Find every line with the word "reduce". Copy those lines.

- - - - -

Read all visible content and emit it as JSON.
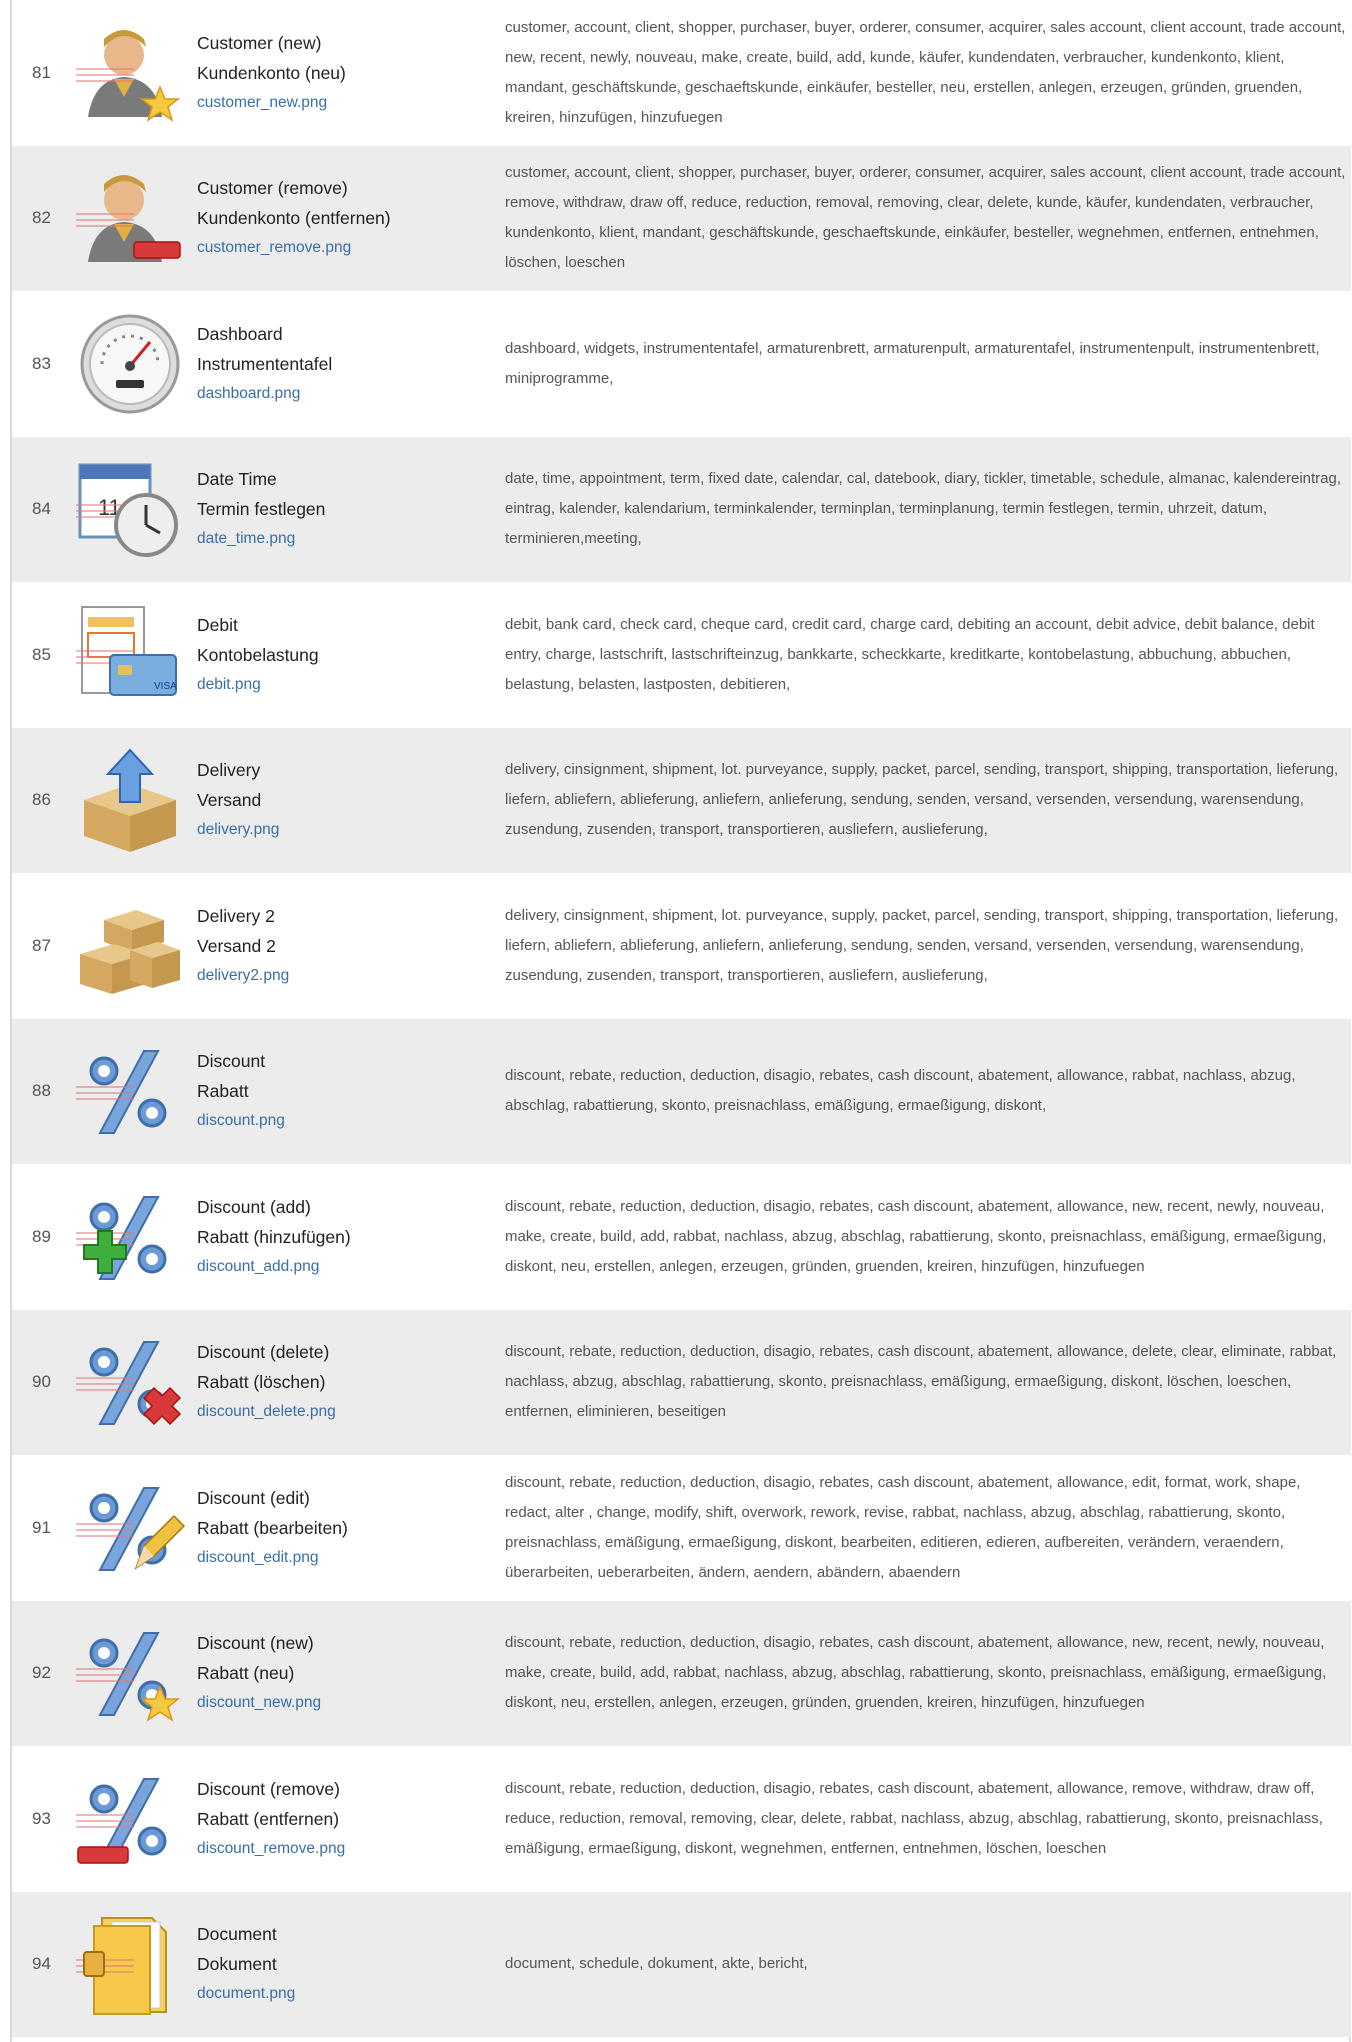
{
  "rows": [
    {
      "num": "81",
      "name_en": "Customer (new)",
      "name_de": "Kundenkonto (neu)",
      "file": "customer_new.png",
      "icon": "customer-new-icon",
      "tags": "customer, account, client, shopper, purchaser, buyer, orderer, consumer, acquirer, sales account, client account, trade account, new, recent, newly, nouveau, make, create, build, add, kunde, käufer, kundendaten, verbraucher, kundenkonto, klient, mandant, geschäftskunde, geschaeftskunde, einkäufer, besteller, neu, erstellen, anlegen, erzeugen, gründen, gruenden, kreiren, hinzufügen, hinzufuegen"
    },
    {
      "num": "82",
      "name_en": "Customer (remove)",
      "name_de": "Kundenkonto (entfernen)",
      "file": "customer_remove.png",
      "icon": "customer-remove-icon",
      "tags": "customer, account, client, shopper, purchaser, buyer, orderer, consumer, acquirer, sales account, client account, trade account, remove, withdraw, draw off, reduce, reduction, removal, removing, clear, delete, kunde, käufer, kundendaten, verbraucher, kundenkonto, klient, mandant, geschäftskunde, geschaeftskunde, einkäufer, besteller, wegnehmen, entfernen, entnehmen, löschen, loeschen"
    },
    {
      "num": "83",
      "name_en": "Dashboard",
      "name_de": "Instrumententafel",
      "file": "dashboard.png",
      "icon": "dashboard-icon",
      "tags": "dashboard, widgets, instrumententafel, armaturenbrett, armaturenpult, armaturentafel, instrumentenpult, instrumentenbrett, miniprogramme,"
    },
    {
      "num": "84",
      "name_en": "Date Time",
      "name_de": "Termin festlegen",
      "file": "date_time.png",
      "icon": "date-time-icon",
      "tags": "date, time, appointment, term, fixed date, calendar, cal, datebook, diary, tickler, timetable, schedule, almanac, kalendereintrag, eintrag, kalender, kalendarium, terminkalender, terminplan, terminplanung, termin festlegen, termin, uhrzeit, datum, terminieren,meeting,"
    },
    {
      "num": "85",
      "name_en": "Debit",
      "name_de": "Kontobelastung",
      "file": "debit.png",
      "icon": "debit-icon",
      "tags": "debit, bank card, check card, cheque card, credit card, charge card, debiting an account, debit advice, debit balance, debit entry, charge, lastschrift, lastschrifteinzug, bankkarte, scheckkarte, kreditkarte, kontobelastung, abbuchung, abbuchen, belastung, belasten, lastposten, debitieren,"
    },
    {
      "num": "86",
      "name_en": "Delivery",
      "name_de": "Versand",
      "file": "delivery.png",
      "icon": "delivery-icon",
      "tags": "delivery, cinsignment, shipment, lot. purveyance, supply, packet, parcel, sending, transport, shipping, transportation, lieferung, liefern, abliefern, ablieferung, anliefern, anlieferung, sendung, senden, versand, versenden, versendung, warensendung, zusendung, zusenden, transport, transportieren, ausliefern, auslieferung,"
    },
    {
      "num": "87",
      "name_en": "Delivery 2",
      "name_de": "Versand 2",
      "file": "delivery2.png",
      "icon": "delivery2-icon",
      "tags": "delivery, cinsignment, shipment, lot. purveyance, supply, packet, parcel, sending, transport, shipping, transportation, lieferung, liefern, abliefern, ablieferung, anliefern, anlieferung, sendung, senden, versand, versenden, versendung, warensendung, zusendung, zusenden, transport, transportieren, ausliefern, auslieferung,"
    },
    {
      "num": "88",
      "name_en": "Discount",
      "name_de": "Rabatt",
      "file": "discount.png",
      "icon": "discount-icon",
      "tags": "discount, rebate, reduction, deduction, disagio, rebates, cash discount, abatement, allowance, rabbat, nachlass, abzug, abschlag, rabattierung, skonto, preisnachlass, emäßigung, ermaeßigung, diskont,"
    },
    {
      "num": "89",
      "name_en": "Discount (add)",
      "name_de": "Rabatt (hinzufügen)",
      "file": "discount_add.png",
      "icon": "discount-add-icon",
      "tags": "discount, rebate, reduction, deduction, disagio, rebates, cash discount, abatement, allowance, new, recent, newly, nouveau, make, create, build, add, rabbat, nachlass, abzug, abschlag, rabattierung, skonto, preisnachlass, emäßigung, ermaeßigung, diskont, neu, erstellen, anlegen, erzeugen, gründen, gruenden, kreiren, hinzufügen, hinzufuegen"
    },
    {
      "num": "90",
      "name_en": "Discount (delete)",
      "name_de": "Rabatt (löschen)",
      "file": "discount_delete.png",
      "icon": "discount-delete-icon",
      "tags": "discount, rebate, reduction, deduction, disagio, rebates, cash discount, abatement, allowance, delete, clear, eliminate, rabbat, nachlass, abzug, abschlag, rabattierung, skonto, preisnachlass, emäßigung, ermaeßigung, diskont, löschen, loeschen, entfernen, eliminieren, beseitigen"
    },
    {
      "num": "91",
      "name_en": "Discount (edit)",
      "name_de": "Rabatt (bearbeiten)",
      "file": "discount_edit.png",
      "icon": "discount-edit-icon",
      "tags": "discount, rebate, reduction, deduction, disagio, rebates, cash discount, abatement, allowance, edit, format, work, shape, redact, alter , change, modify, shift, overwork, rework, revise, rabbat, nachlass, abzug, abschlag, rabattierung, skonto, preisnachlass, emäßigung, ermaeßigung, diskont, bearbeiten, editieren, edieren, aufbereiten, verändern, veraendern, überarbeiten, ueberarbeiten, ändern, aendern, abändern, abaendern"
    },
    {
      "num": "92",
      "name_en": "Discount (new)",
      "name_de": "Rabatt (neu)",
      "file": "discount_new.png",
      "icon": "discount-new-icon",
      "tags": "discount, rebate, reduction, deduction, disagio, rebates, cash discount, abatement, allowance, new, recent, newly, nouveau, make, create, build, add, rabbat, nachlass, abzug, abschlag, rabattierung, skonto, preisnachlass, emäßigung, ermaeßigung, diskont, neu, erstellen, anlegen, erzeugen, gründen, gruenden, kreiren, hinzufügen, hinzufuegen"
    },
    {
      "num": "93",
      "name_en": "Discount (remove)",
      "name_de": "Rabatt (entfernen)",
      "file": "discount_remove.png",
      "icon": "discount-remove-icon",
      "tags": "discount, rebate, reduction, deduction, disagio, rebates, cash discount, abatement, allowance, remove, withdraw, draw off, reduce, reduction, removal, removing, clear, delete, rabbat, nachlass, abzug, abschlag, rabattierung, skonto, preisnachlass, emäßigung, ermaeßigung, diskont, wegnehmen, entfernen, entnehmen, löschen, loeschen"
    },
    {
      "num": "94",
      "name_en": "Document",
      "name_de": "Dokument",
      "file": "document.png",
      "icon": "document-icon",
      "tags": "document, schedule, dokument, akte, bericht,"
    }
  ]
}
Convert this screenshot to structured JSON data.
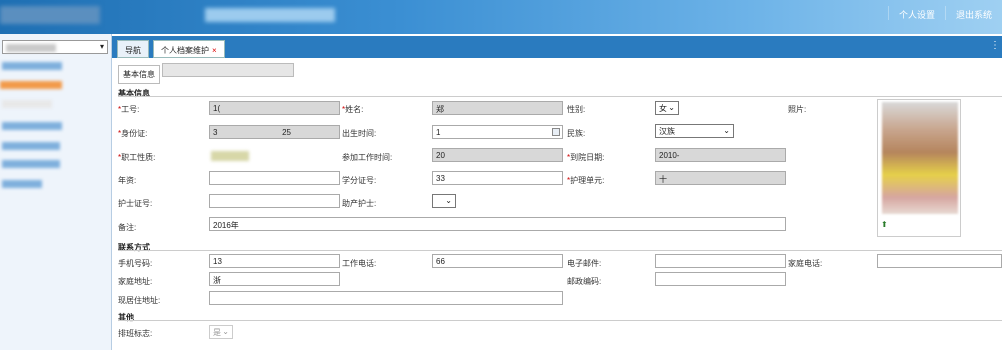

- - - - -

> [Correct answer]
      "tags": "customer, account, client, shopper, purchaser, buyer, orderer, consumer, acquirer, sales account, client account, trade account, remove, withdraw, draw off, reduce, reduction, removal, removing, clear, delete, kunde, käufer, kundendaten, verbraucher, kundenkonto, klient, mandant, geschäftskunde, geschaeftskunde, einkäufer, besteller, wegnehmen, entfernen, entnehmen, löschen, loeschen"
      "tags": "discount, rebate, reduction, deduction, disagio, rebates, cash discount, abatement, allowance, remove, withdraw, draw off, reduce, reduction, removal, removing, clear, delete, rabbat, nachlass, abzug, abschlag, rabattierung, skonto, preisnachlass, emäßigung, ermaeßigung, diskont, wegnehmen, entfernen, entnehmen, löschen, loeschen"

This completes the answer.